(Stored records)

--------------------------------------------------

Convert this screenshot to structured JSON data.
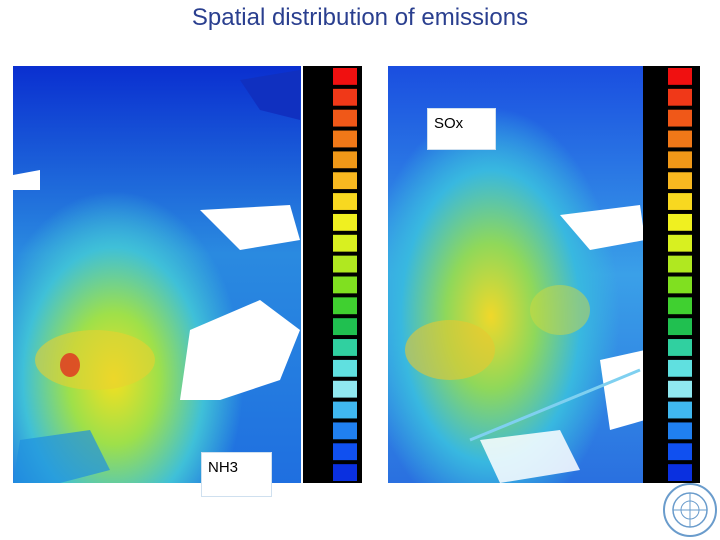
{
  "title": "Spatial distribution of emissions",
  "maps": [
    {
      "label": "NH3"
    },
    {
      "label": "SOx"
    }
  ]
}
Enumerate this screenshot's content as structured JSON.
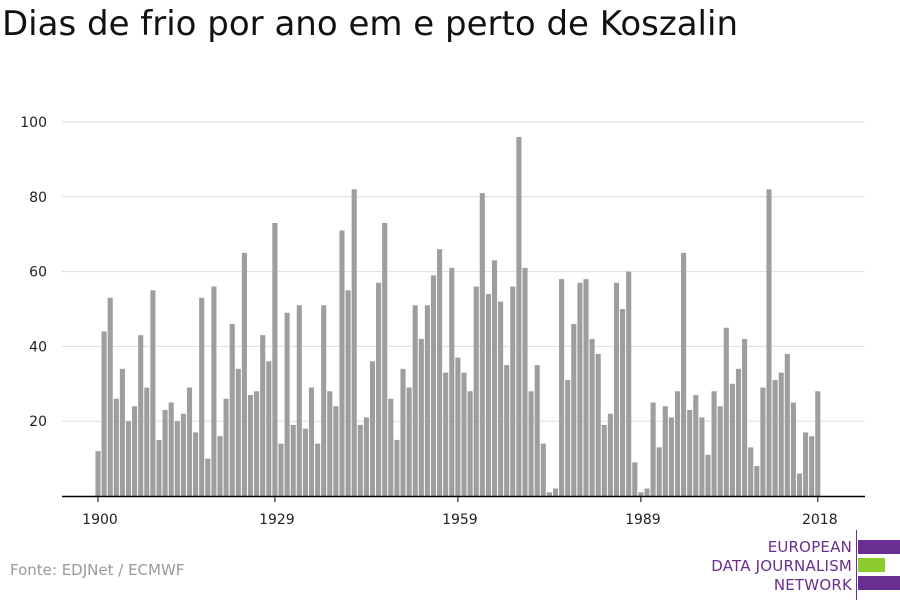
{
  "title": "Dias de frio por ano em e perto de Koszalin",
  "source": "Fonte: EDJNet / ECMWF",
  "logo": {
    "lines": [
      "EUROPEAN",
      "DATA JOURNALISM",
      "NETWORK"
    ],
    "colors": {
      "text": "#6a2d91",
      "bar_purple": "#6a2d91",
      "bar_green": "#8ccc2e"
    }
  },
  "colors": {
    "bar": "#9e9e9e",
    "grid": "#dddddd",
    "axis": "#000000"
  },
  "chart_data": {
    "type": "bar",
    "title": "Dias de frio por ano em e perto de Koszalin",
    "xlabel": "",
    "ylabel": "",
    "ylim": [
      0,
      100
    ],
    "yticks": [
      20,
      40,
      60,
      80,
      100
    ],
    "xticks": [
      1900,
      1929,
      1959,
      1989,
      2018
    ],
    "grid": true,
    "x_start": 1900,
    "values": [
      12,
      44,
      53,
      26,
      34,
      20,
      24,
      43,
      29,
      55,
      15,
      23,
      25,
      20,
      22,
      29,
      17,
      53,
      10,
      56,
      16,
      26,
      46,
      34,
      65,
      27,
      28,
      43,
      36,
      73,
      14,
      49,
      19,
      51,
      18,
      29,
      14,
      51,
      28,
      24,
      71,
      55,
      82,
      19,
      21,
      36,
      57,
      73,
      26,
      15,
      34,
      29,
      51,
      42,
      51,
      59,
      66,
      33,
      61,
      37,
      33,
      28,
      56,
      81,
      54,
      63,
      52,
      35,
      56,
      96,
      61,
      28,
      35,
      14,
      1,
      2,
      58,
      31,
      46,
      57,
      58,
      42,
      38,
      19,
      22,
      57,
      50,
      60,
      9,
      1,
      2,
      25,
      13,
      24,
      21,
      28,
      65,
      23,
      27,
      21,
      11,
      28,
      24,
      45,
      30,
      34,
      42,
      13,
      8,
      29,
      82,
      31,
      33,
      38,
      25,
      6,
      17,
      16,
      28
    ]
  }
}
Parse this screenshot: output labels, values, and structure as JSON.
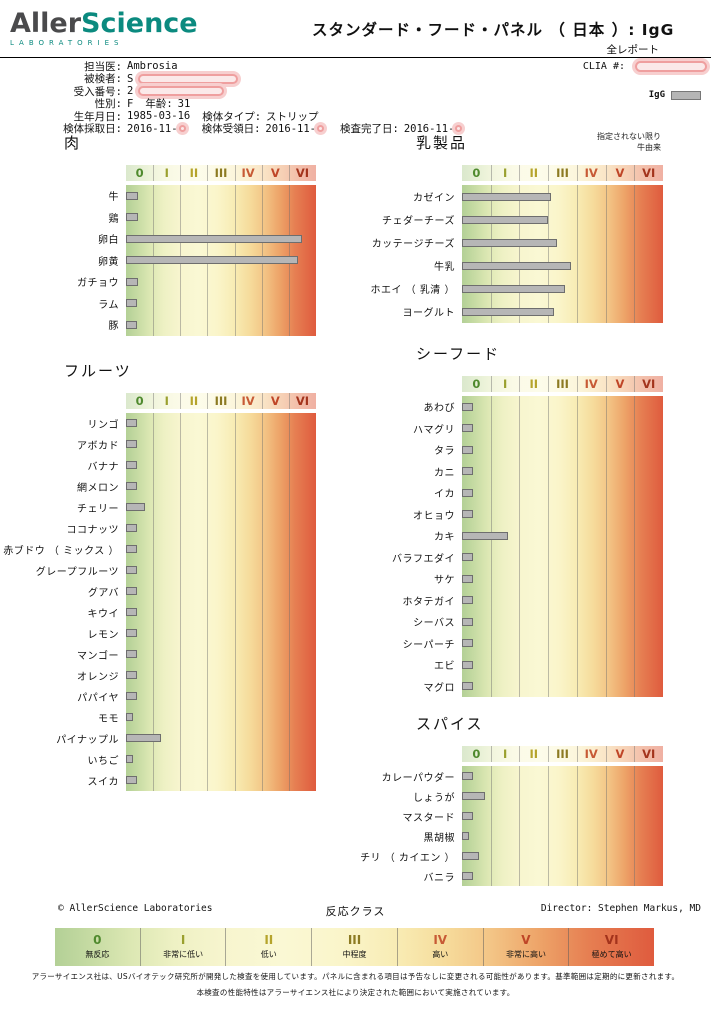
{
  "header": {
    "logo_part1": "Aller",
    "logo_part2": "Science",
    "logo_sub": "LABORATORIES",
    "title": "スタンダード・フード・パネル （ 日本 ）: IgG",
    "subtitle": "全レポート",
    "clia_label": "CLIA #:",
    "igg_legend_label": "IgG"
  },
  "patient": {
    "physician_label": "担当医:",
    "physician_value": "Ambrosia",
    "subject_label": "被検者:",
    "subject_value": "S",
    "accession_label": "受入番号:",
    "accession_value": "2",
    "sex_label": "性別:",
    "sex_value": "F",
    "age_label": "年齢:",
    "age_value": "31",
    "dob_label": "生年月日:",
    "dob_value": "1985-03-16",
    "sample_type_label": "検体タイプ:",
    "sample_type_value": "ストリップ",
    "collected_label": "検体採取日:",
    "collected_value": "2016-11-",
    "received_label": "検体受領日:",
    "received_value": "2016-11-",
    "completed_label": "検査完了日:",
    "completed_value": "2016-11-"
  },
  "reaction_classes": [
    {
      "numeral": "0",
      "label": "無反応",
      "color": "#4f8a2e"
    },
    {
      "numeral": "I",
      "label": "非常に低い",
      "color": "#9aa02f"
    },
    {
      "numeral": "II",
      "label": "低い",
      "color": "#b5a42c"
    },
    {
      "numeral": "III",
      "label": "中程度",
      "color": "#8c7a22"
    },
    {
      "numeral": "IV",
      "label": "高い",
      "color": "#c75a35"
    },
    {
      "numeral": "V",
      "label": "非常に高い",
      "color": "#bf4527"
    },
    {
      "numeral": "VI",
      "label": "極めて高い",
      "color": "#a3331c"
    }
  ],
  "chart_data": [
    {
      "type": "bar",
      "title": "肉",
      "xlabel": "反応クラス",
      "xlim": [
        0,
        7
      ],
      "x_classes": [
        "0",
        "I",
        "II",
        "III",
        "IV",
        "V",
        "VI"
      ],
      "categories": [
        "牛",
        "鶏",
        "卵白",
        "卵黄",
        "ガチョウ",
        "ラム",
        "豚"
      ],
      "values": [
        0.45,
        0.45,
        6.5,
        6.35,
        0.45,
        0.4,
        0.4
      ]
    },
    {
      "type": "bar",
      "title": "乳製品",
      "note": [
        "指定されない限り",
        "牛由来"
      ],
      "xlabel": "反応クラス",
      "xlim": [
        0,
        7
      ],
      "x_classes": [
        "0",
        "I",
        "II",
        "III",
        "IV",
        "V",
        "VI"
      ],
      "categories": [
        "カゼイン",
        "チェダーチーズ",
        "カッテージチーズ",
        "牛乳",
        "ホエイ （ 乳清 ）",
        "ヨーグルト"
      ],
      "values": [
        3.1,
        3.0,
        3.3,
        3.8,
        3.6,
        3.2
      ]
    },
    {
      "type": "bar",
      "title": "フルーツ",
      "xlabel": "反応クラス",
      "xlim": [
        0,
        7
      ],
      "x_classes": [
        "0",
        "I",
        "II",
        "III",
        "IV",
        "V",
        "VI"
      ],
      "categories": [
        "リンゴ",
        "アボカド",
        "バナナ",
        "網メロン",
        "チェリー",
        "ココナッツ",
        "赤ブドウ （ ミックス ）",
        "グレープフルーツ",
        "グアバ",
        "キウイ",
        "レモン",
        "マンゴー",
        "オレンジ",
        "パパイヤ",
        "モモ",
        "パイナップル",
        "いちご",
        "スイカ"
      ],
      "values": [
        0.4,
        0.4,
        0.4,
        0.4,
        0.7,
        0.4,
        0.4,
        0.4,
        0.4,
        0.4,
        0.4,
        0.4,
        0.4,
        0.4,
        0.25,
        1.3,
        0.25,
        0.4
      ]
    },
    {
      "type": "bar",
      "title": "シーフード",
      "xlabel": "反応クラス",
      "xlim": [
        0,
        7
      ],
      "x_classes": [
        "0",
        "I",
        "II",
        "III",
        "IV",
        "V",
        "VI"
      ],
      "categories": [
        "あわび",
        "ハマグリ",
        "タラ",
        "カニ",
        "イカ",
        "オヒョウ",
        "カキ",
        "バラフエダイ",
        "サケ",
        "ホタテガイ",
        "シーバス",
        "シーパーチ",
        "エビ",
        "マグロ"
      ],
      "values": [
        0.4,
        0.4,
        0.4,
        0.4,
        0.4,
        0.4,
        1.6,
        0.4,
        0.4,
        0.4,
        0.4,
        0.4,
        0.4,
        0.4
      ]
    },
    {
      "type": "bar",
      "title": "スパイス",
      "xlabel": "反応クラス",
      "xlim": [
        0,
        7
      ],
      "x_classes": [
        "0",
        "I",
        "II",
        "III",
        "IV",
        "V",
        "VI"
      ],
      "categories": [
        "カレーパウダー",
        "しょうが",
        "マスタード",
        "黒胡椒",
        "チリ （ カイエン ）",
        "バニラ"
      ],
      "values": [
        0.4,
        0.8,
        0.4,
        0.25,
        0.6,
        0.4
      ]
    }
  ],
  "footer": {
    "copyright": "© AllerScience Laboratories",
    "legend_title": "反応クラス",
    "director": "Director: Stephen Markus, MD",
    "disclaimer_line1": "アラーサイエンス社は、USバイオテック研究所が開発した検査を使用しています。パネルに含まれる項目は予告なしに変更される可能性があります。基準範囲は定期的に更新されます。",
    "disclaimer_line2": "本検査の性能特性はアラーサイエンス社により決定された範囲において実施されています。"
  },
  "colors": {
    "brand_teal": "#0b8a7f",
    "bar_gray": "#b6b6b6",
    "redaction_pink": "#ef9f9f",
    "gradient_green": "#b3d096",
    "gradient_yellow": "#faf8d4",
    "gradient_red": "#df5b3e"
  }
}
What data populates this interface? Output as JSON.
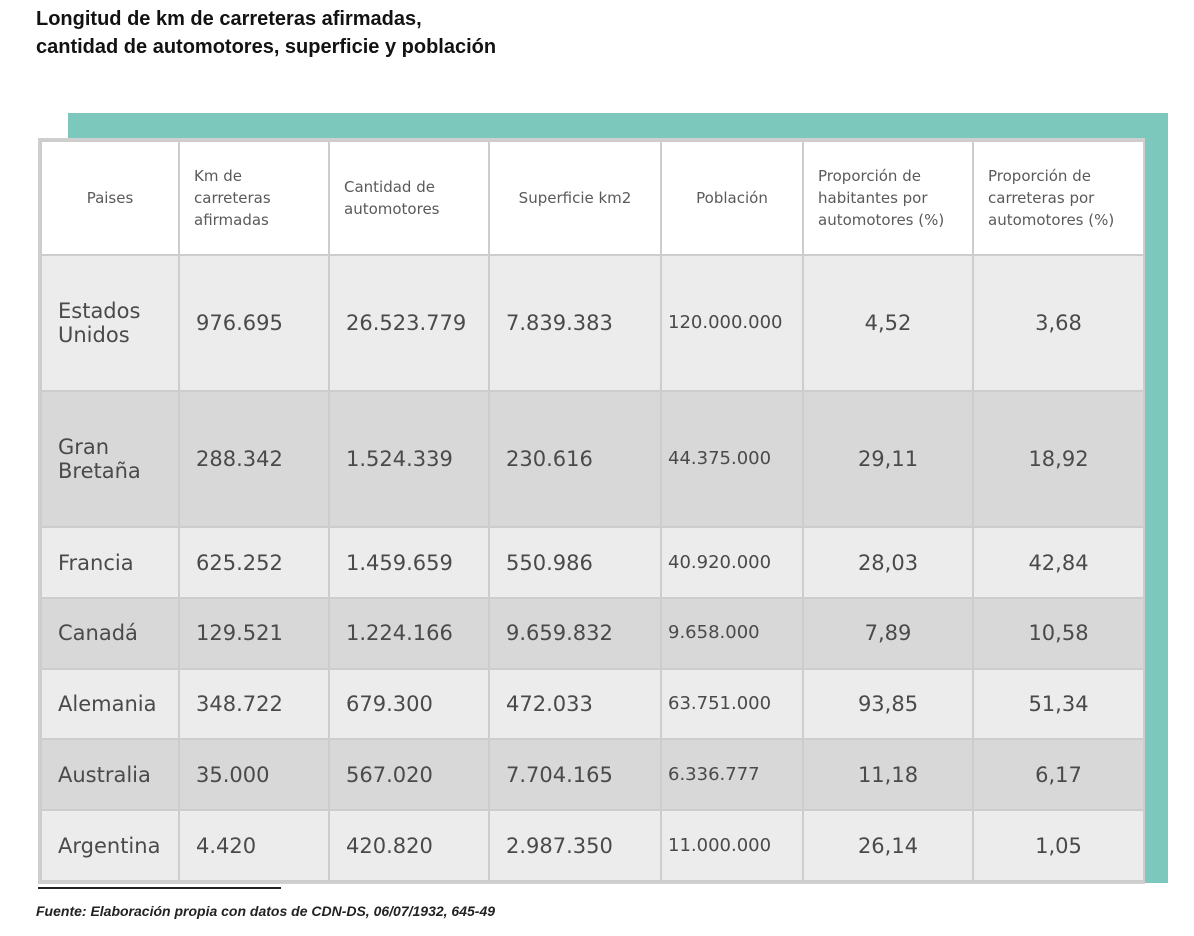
{
  "title": {
    "line1": "Longitud de km de carreteras afirmadas,",
    "line2": "cantidad de automotores, superficie y población"
  },
  "colors": {
    "accent_teal": "#7cc8bd",
    "row_light": "#ececec",
    "row_dark": "#d8d8d8",
    "grid": "#cdcdcd"
  },
  "table": {
    "headers": [
      "Paises",
      "Km de carreteras afirmadas",
      "Cantidad de automotores",
      "Superficie km2",
      "Población",
      "Proporción de habitantes por automotores (%)",
      "Proporción de carreteras por automotores (%)"
    ],
    "rows": [
      [
        "Estados Unidos",
        "976.695",
        "26.523.779",
        "7.839.383",
        "120.000.000",
        "4,52",
        "3,68"
      ],
      [
        "Gran Bretaña",
        "288.342",
        "1.524.339",
        "230.616",
        "44.375.000",
        "29,11",
        "18,92"
      ],
      [
        "Francia",
        "625.252",
        "1.459.659",
        "550.986",
        "40.920.000",
        "28,03",
        "42,84"
      ],
      [
        "Canadá",
        "129.521",
        "1.224.166",
        "9.659.832",
        "9.658.000",
        "7,89",
        "10,58"
      ],
      [
        "Alemania",
        "348.722",
        "679.300",
        "472.033",
        "63.751.000",
        "93,85",
        "51,34"
      ],
      [
        "Australia",
        "35.000",
        "567.020",
        "7.704.165",
        "6.336.777",
        "11,18",
        "6,17"
      ],
      [
        "Argentina",
        "4.420",
        "420.820",
        "2.987.350",
        "11.000.000",
        "26,14",
        "1,05"
      ]
    ]
  },
  "source": "Fuente: Elaboración propia con datos de CDN-DS, 06/07/1932, 645-49"
}
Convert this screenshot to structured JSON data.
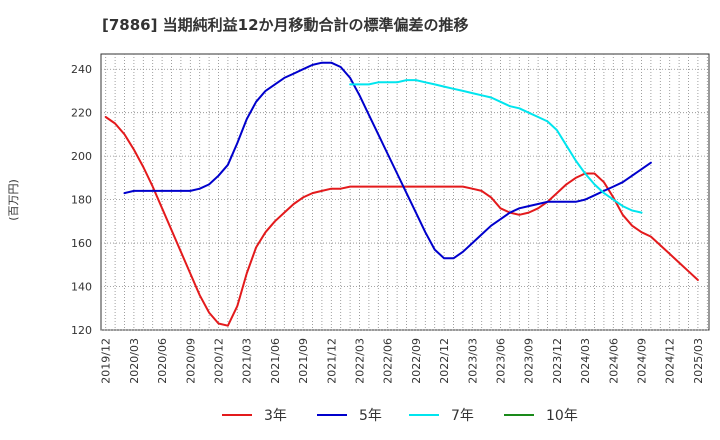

--------------------------------------------------

From the entries above, copy each line holding "numeral".

      "numeral": "0",
      "numeral": "I",
      "numeral": "II",
      "numeral": "III",
      "numeral": "IV",
      "numeral": "V",
      "numeral": "VI",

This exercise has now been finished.